**TASK OBJECTIVE**
Return the records in full, exactly as given.

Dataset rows
* begin *
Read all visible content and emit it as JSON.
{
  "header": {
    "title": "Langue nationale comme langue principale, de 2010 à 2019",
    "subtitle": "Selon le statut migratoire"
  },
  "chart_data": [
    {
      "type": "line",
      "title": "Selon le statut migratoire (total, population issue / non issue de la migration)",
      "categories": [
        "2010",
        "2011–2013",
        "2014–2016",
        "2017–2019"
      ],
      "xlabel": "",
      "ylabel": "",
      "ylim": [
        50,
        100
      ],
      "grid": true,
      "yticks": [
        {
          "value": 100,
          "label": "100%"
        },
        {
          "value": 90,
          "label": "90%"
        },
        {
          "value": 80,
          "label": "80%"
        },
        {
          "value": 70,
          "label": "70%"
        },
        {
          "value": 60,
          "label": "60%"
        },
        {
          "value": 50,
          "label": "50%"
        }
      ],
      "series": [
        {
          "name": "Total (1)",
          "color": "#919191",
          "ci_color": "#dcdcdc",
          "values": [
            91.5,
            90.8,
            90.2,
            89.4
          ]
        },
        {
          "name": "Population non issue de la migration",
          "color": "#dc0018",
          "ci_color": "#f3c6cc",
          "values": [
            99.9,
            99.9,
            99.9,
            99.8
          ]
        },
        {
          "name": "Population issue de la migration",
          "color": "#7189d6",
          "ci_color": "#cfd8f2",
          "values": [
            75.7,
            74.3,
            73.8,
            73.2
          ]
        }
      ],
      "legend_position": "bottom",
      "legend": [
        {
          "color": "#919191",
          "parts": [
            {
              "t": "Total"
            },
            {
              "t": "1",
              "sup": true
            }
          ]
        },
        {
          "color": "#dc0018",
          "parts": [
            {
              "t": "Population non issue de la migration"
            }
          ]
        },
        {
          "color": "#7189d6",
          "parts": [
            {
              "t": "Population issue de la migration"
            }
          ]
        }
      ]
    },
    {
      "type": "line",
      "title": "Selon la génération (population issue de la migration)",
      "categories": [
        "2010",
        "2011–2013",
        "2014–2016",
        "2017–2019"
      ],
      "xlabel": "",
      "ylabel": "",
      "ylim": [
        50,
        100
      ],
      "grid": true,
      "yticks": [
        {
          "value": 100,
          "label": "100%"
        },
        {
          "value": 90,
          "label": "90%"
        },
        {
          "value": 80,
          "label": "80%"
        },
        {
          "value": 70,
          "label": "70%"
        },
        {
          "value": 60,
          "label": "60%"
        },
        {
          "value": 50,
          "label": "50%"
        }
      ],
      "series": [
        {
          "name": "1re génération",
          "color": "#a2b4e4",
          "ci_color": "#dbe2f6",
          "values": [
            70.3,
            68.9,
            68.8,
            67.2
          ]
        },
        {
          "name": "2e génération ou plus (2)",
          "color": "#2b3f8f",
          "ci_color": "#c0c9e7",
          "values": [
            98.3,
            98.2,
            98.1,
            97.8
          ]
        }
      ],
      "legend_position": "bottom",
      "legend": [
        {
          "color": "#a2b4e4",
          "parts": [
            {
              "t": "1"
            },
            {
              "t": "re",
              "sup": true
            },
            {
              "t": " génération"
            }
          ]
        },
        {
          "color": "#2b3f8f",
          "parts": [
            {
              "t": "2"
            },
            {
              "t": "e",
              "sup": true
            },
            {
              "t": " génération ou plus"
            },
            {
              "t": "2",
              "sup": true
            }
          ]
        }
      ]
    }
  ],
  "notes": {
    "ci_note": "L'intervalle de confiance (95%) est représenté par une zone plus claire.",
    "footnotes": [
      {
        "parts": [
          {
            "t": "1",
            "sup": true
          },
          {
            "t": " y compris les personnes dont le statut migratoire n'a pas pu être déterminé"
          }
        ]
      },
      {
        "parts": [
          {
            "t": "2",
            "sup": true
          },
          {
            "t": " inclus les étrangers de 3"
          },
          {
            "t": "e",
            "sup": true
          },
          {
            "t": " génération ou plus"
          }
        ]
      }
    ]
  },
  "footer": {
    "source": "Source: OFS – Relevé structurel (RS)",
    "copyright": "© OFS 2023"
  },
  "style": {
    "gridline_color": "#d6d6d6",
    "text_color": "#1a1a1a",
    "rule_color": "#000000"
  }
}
* end *
**WRITTEN SOLUTION**
Read all visible content and emit it as JSON.
{
  "header": {
    "title": "Langue nationale comme langue principale, de 2010 à 2019",
    "subtitle": "Selon le statut migratoire"
  },
  "chart_data": [
    {
      "type": "line",
      "title": "Selon le statut migratoire (total, population issue / non issue de la migration)",
      "categories": [
        "2010",
        "2011–2013",
        "2014–2016",
        "2017–2019"
      ],
      "xlabel": "",
      "ylabel": "",
      "ylim": [
        50,
        100
      ],
      "grid": true,
      "yticks": [
        {
          "value": 100,
          "label": "100%"
        },
        {
          "value": 90,
          "label": "90%"
        },
        {
          "value": 80,
          "label": "80%"
        },
        {
          "value": 70,
          "label": "70%"
        },
        {
          "value": 60,
          "label": "60%"
        },
        {
          "value": 50,
          "label": "50%"
        }
      ],
      "series": [
        {
          "name": "Total (1)",
          "color": "#919191",
          "ci_color": "#dcdcdc",
          "values": [
            91.5,
            90.8,
            90.2,
            89.4
          ]
        },
        {
          "name": "Population non issue de la migration",
          "color": "#dc0018",
          "ci_color": "#f3c6cc",
          "values": [
            99.9,
            99.9,
            99.9,
            99.8
          ]
        },
        {
          "name": "Population issue de la migration",
          "color": "#7189d6",
          "ci_color": "#cfd8f2",
          "values": [
            75.7,
            74.3,
            73.8,
            73.2
          ]
        }
      ],
      "legend_position": "bottom",
      "legend": [
        {
          "color": "#919191",
          "parts": [
            {
              "t": "Total"
            },
            {
              "t": "1",
              "sup": true
            }
          ]
        },
        {
          "color": "#dc0018",
          "parts": [
            {
              "t": "Population non issue de la migration"
            }
          ]
        },
        {
          "color": "#7189d6",
          "parts": [
            {
              "t": "Population issue de la migration"
            }
          ]
        }
      ]
    },
    {
      "type": "line",
      "title": "Selon la génération (population issue de la migration)",
      "categories": [
        "2010",
        "2011–2013",
        "2014–2016",
        "2017–2019"
      ],
      "xlabel": "",
      "ylabel": "",
      "ylim": [
        50,
        100
      ],
      "grid": true,
      "yticks": [
        {
          "value": 100,
          "label": "100%"
        },
        {
          "value": 90,
          "label": "90%"
        },
        {
          "value": 80,
          "label": "80%"
        },
        {
          "value": 70,
          "label": "70%"
        },
        {
          "value": 60,
          "label": "60%"
        },
        {
          "value": 50,
          "label": "50%"
        }
      ],
      "series": [
        {
          "name": "1re génération",
          "color": "#a2b4e4",
          "ci_color": "#dbe2f6",
          "values": [
            70.3,
            68.9,
            68.8,
            67.2
          ]
        },
        {
          "name": "2e génération ou plus (2)",
          "color": "#2b3f8f",
          "ci_color": "#c0c9e7",
          "values": [
            98.3,
            98.2,
            98.1,
            97.8
          ]
        }
      ],
      "legend_position": "bottom",
      "legend": [
        {
          "color": "#a2b4e4",
          "parts": [
            {
              "t": "1"
            },
            {
              "t": "re",
              "sup": true
            },
            {
              "t": " génération"
            }
          ]
        },
        {
          "color": "#2b3f8f",
          "parts": [
            {
              "t": "2"
            },
            {
              "t": "e",
              "sup": true
            },
            {
              "t": " génération ou plus"
            },
            {
              "t": "2",
              "sup": true
            }
          ]
        }
      ]
    }
  ],
  "notes": {
    "ci_note": "L'intervalle de confiance (95%) est représenté par une zone plus claire.",
    "footnotes": [
      {
        "parts": [
          {
            "t": "1",
            "sup": true
          },
          {
            "t": " y compris les personnes dont le statut migratoire n'a pas pu être déterminé"
          }
        ]
      },
      {
        "parts": [
          {
            "t": "2",
            "sup": true
          },
          {
            "t": " inclus les étrangers de 3"
          },
          {
            "t": "e",
            "sup": true
          },
          {
            "t": " génération ou plus"
          }
        ]
      }
    ]
  },
  "footer": {
    "source": "Source: OFS – Relevé structurel (RS)",
    "copyright": "© OFS 2023"
  },
  "style": {
    "gridline_color": "#d6d6d6",
    "text_color": "#1a1a1a",
    "rule_color": "#000000"
  }
}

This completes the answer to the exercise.